Set exercise — Quote the data below in full, minus the images.

>>>>>

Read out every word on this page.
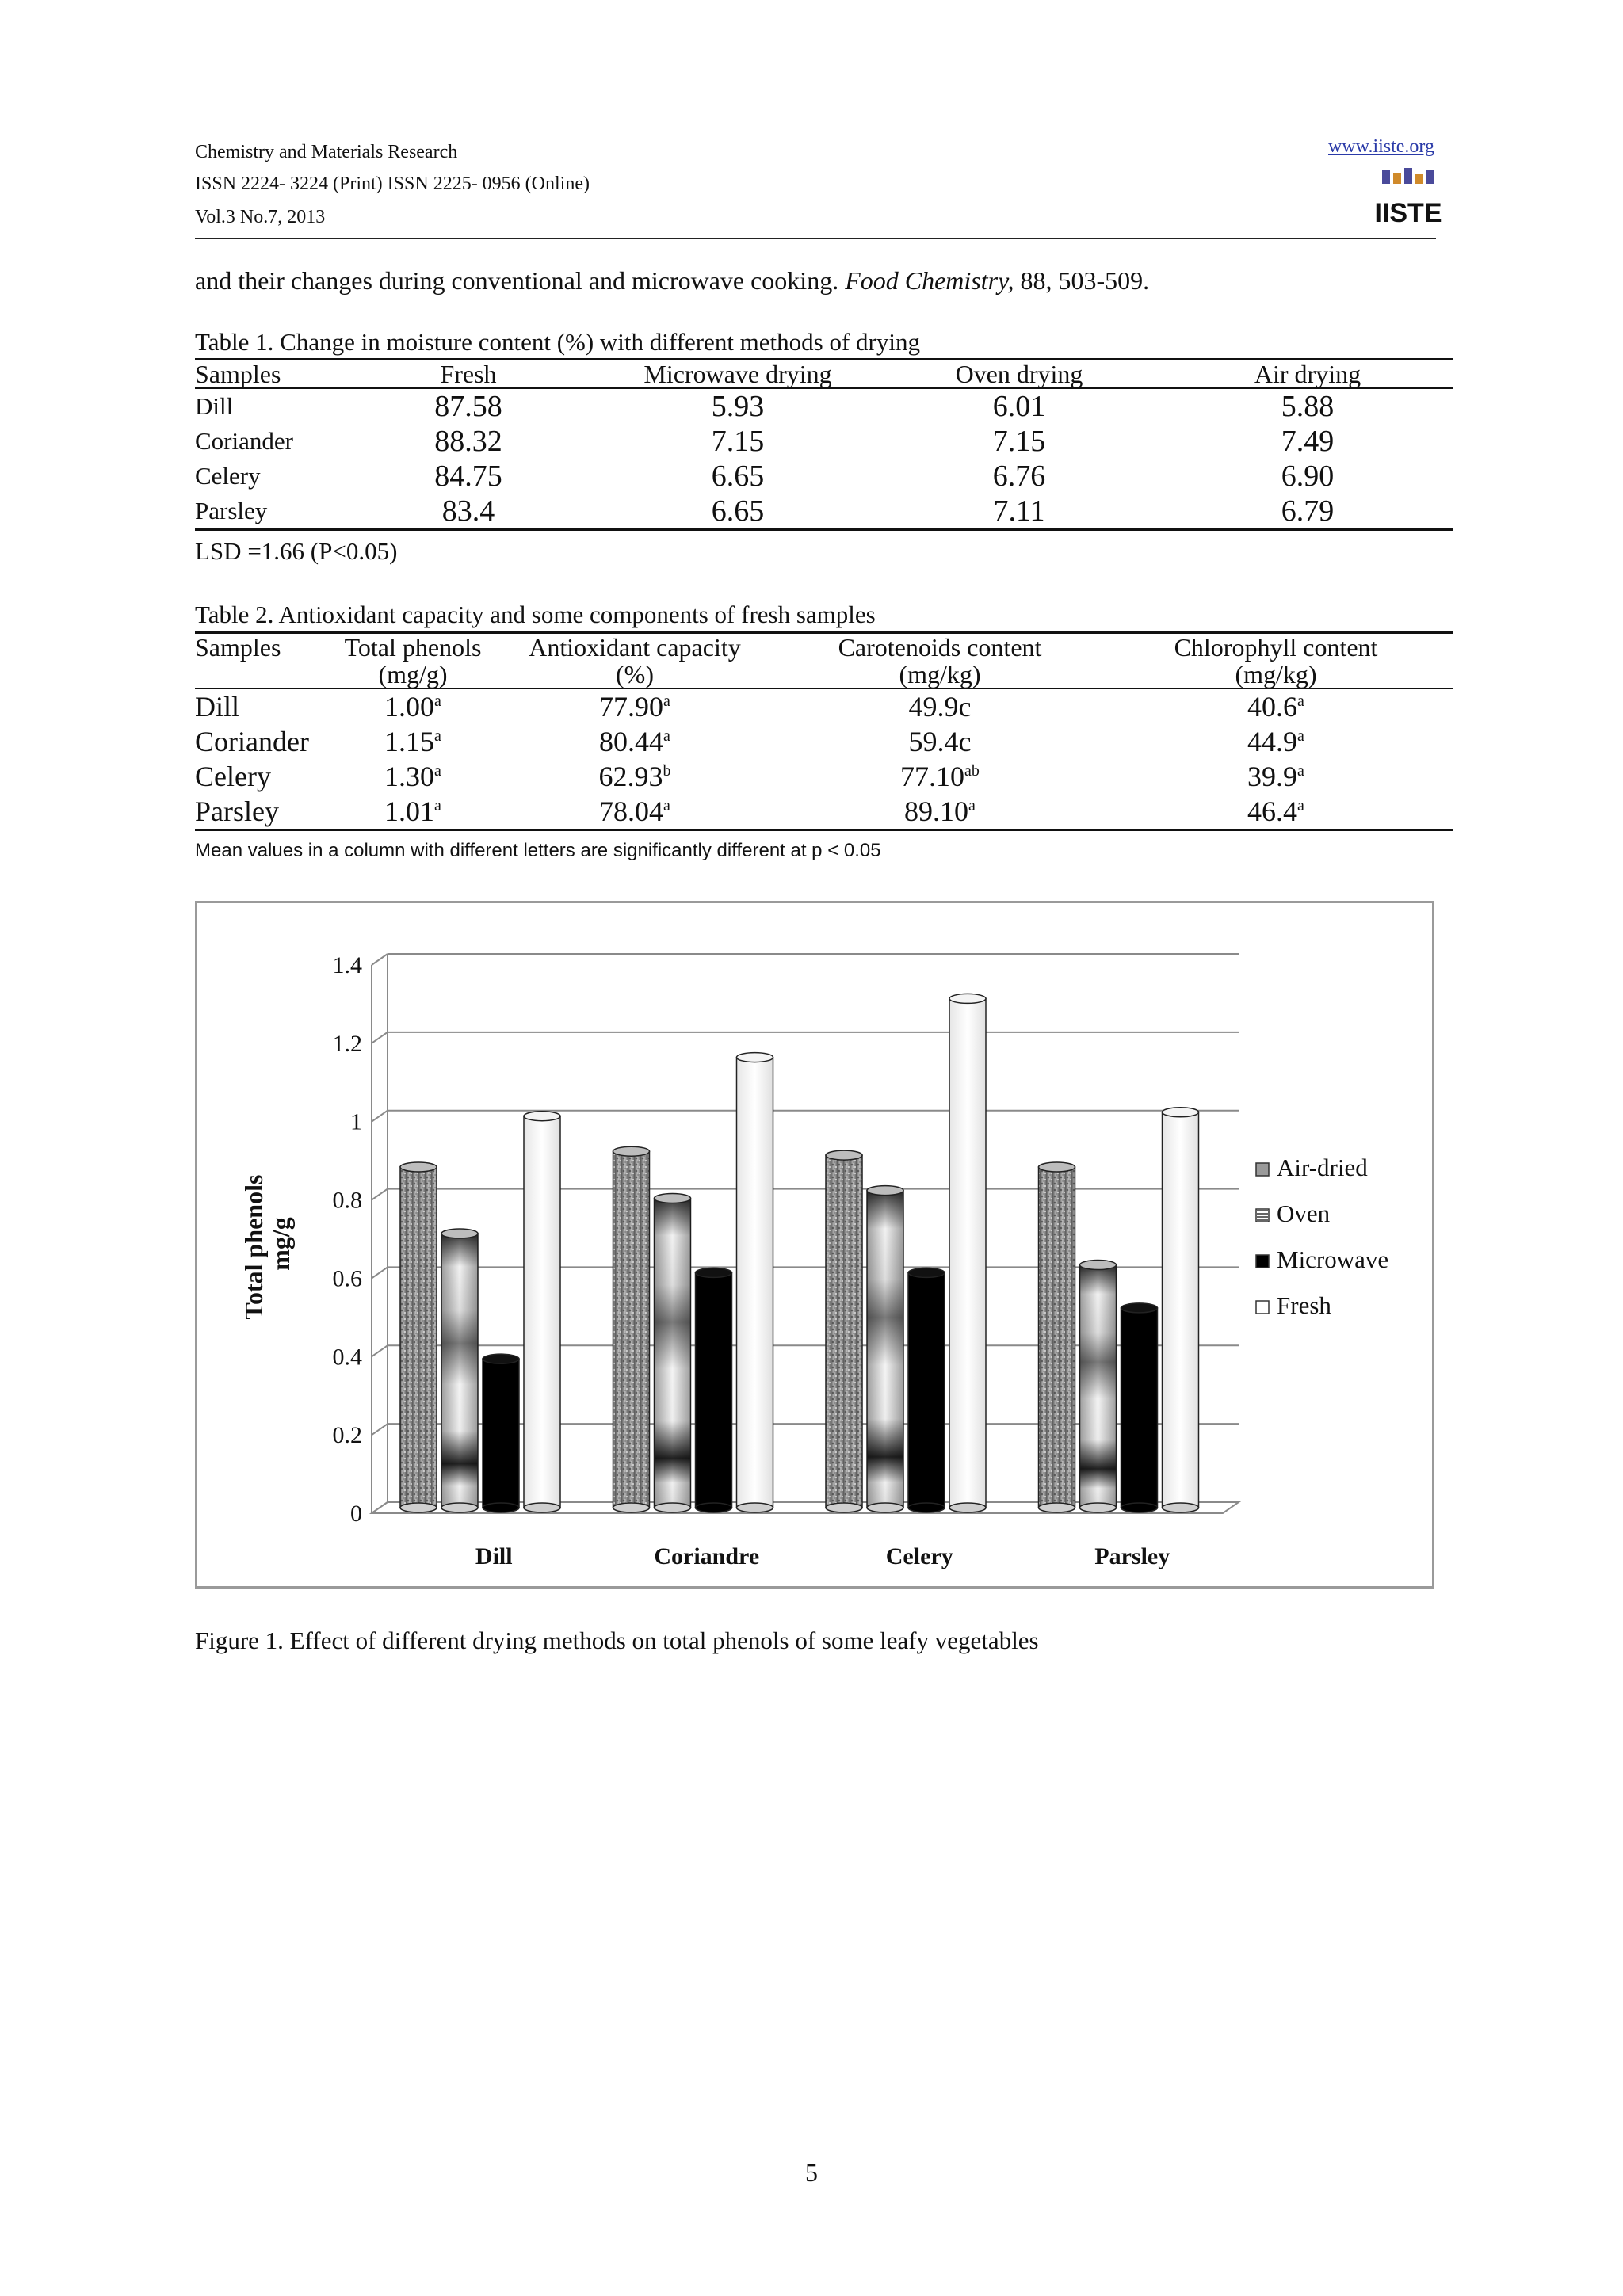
Chemistry and Materials Research
ISSN 2224- 3224 (Print) ISSN 2225- 0956 (Online)
Vol.3 No.7, 2013
www.iiste.org
IISTE
and their changes during conventional and microwave cooking. Food Chemistry, 88, 503-509.
Table 1. Change in moisture content (%) with different methods of drying
Samples	Fresh	Microwave drying	Oven drying	Air drying
Dill	87.58	5.93	6.01	5.88
Coriander	88.32	7.15	7.15	7.49
Celery	84.75	6.65	6.76	6.90
Parsley	83.4	6.65	7.11	6.79
LSD =1.66 (P<0.05)
Table 2. Antioxidant capacity and some components of fresh samples
Samples	Total phenols	Antioxidant capacity	Carotenoids content	Chlorophyll content
	(mg/g)	(%)	(mg/kg)	(mg/kg)
Dill	1.00$^a$	77.90$^a$	49.9c	40.6$^a$
Coriander	1.15$^a$	80.44$^a$	59.4c	44.9$^a$
Celery	1.30$^a$	62.93$^b$	77.10$^{ab}$	39.9$^a$
Parsley	1.01$^a$	78.04$^a$	89.10$^a$	46.4$^a$
Mean values in a column with different letters are significantly different at p < 0.05
0
0.2
0.4
0.6
0.8
1
1.2
1.4
Dill	Coriandre	Celery	Parsley
Total phenols mg/g
Air-dried
Oven
Microwave
Fresh
Figure 1. Effect of different drying methods on total phenols of some leafy vegetables
5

<<<<<

Full response —
Read out every word on this page.
Chemistry and Materials Research
ISSN 2224- 3224 (Print) ISSN 2225- 0956 (Online)
Vol.3 No.7, 2013
www.iiste.org
IISTE
and their changes during conventional and microwave cooking. Food Chemistry, 88, 503-509.
Table 1. Change in moisture content (%) with different methods of drying
Samples	Fresh	Microwave drying	Oven drying	Air drying
Dill	87.58	5.93	6.01	5.88
Coriander	88.32	7.15	7.15	7.49
Celery	84.75	6.65	6.76	6.90
Parsley	83.4	6.65	7.11	6.79
LSD =1.66 (P<0.05)
Table 2. Antioxidant capacity and some components of fresh samples
Samples	Total phenols	Antioxidant capacity	Carotenoids content	Chlorophyll content
	(mg/g)	(%)	(mg/kg)	(mg/kg)
Dill	1.00$^a$	77.90$^a$	49.9c	40.6$^a$
Coriander	1.15$^a$	80.44$^a$	59.4c	44.9$^a$
Celery	1.30$^a$	62.93$^b$	77.10$^{ab}$	39.9$^a$
Parsley	1.01$^a$	78.04$^a$	89.10$^a$	46.4$^a$
Mean values in a column with different letters are significantly different at p < 0.05
0
0.2
0.4
0.6
0.8
1
1.2
1.4
Dill	Coriandre	Celery	Parsley
Total phenols mg/g
Air-dried
Oven
Microwave
Fresh
Figure 1. Effect of different drying methods on total phenols of some leafy vegetables
5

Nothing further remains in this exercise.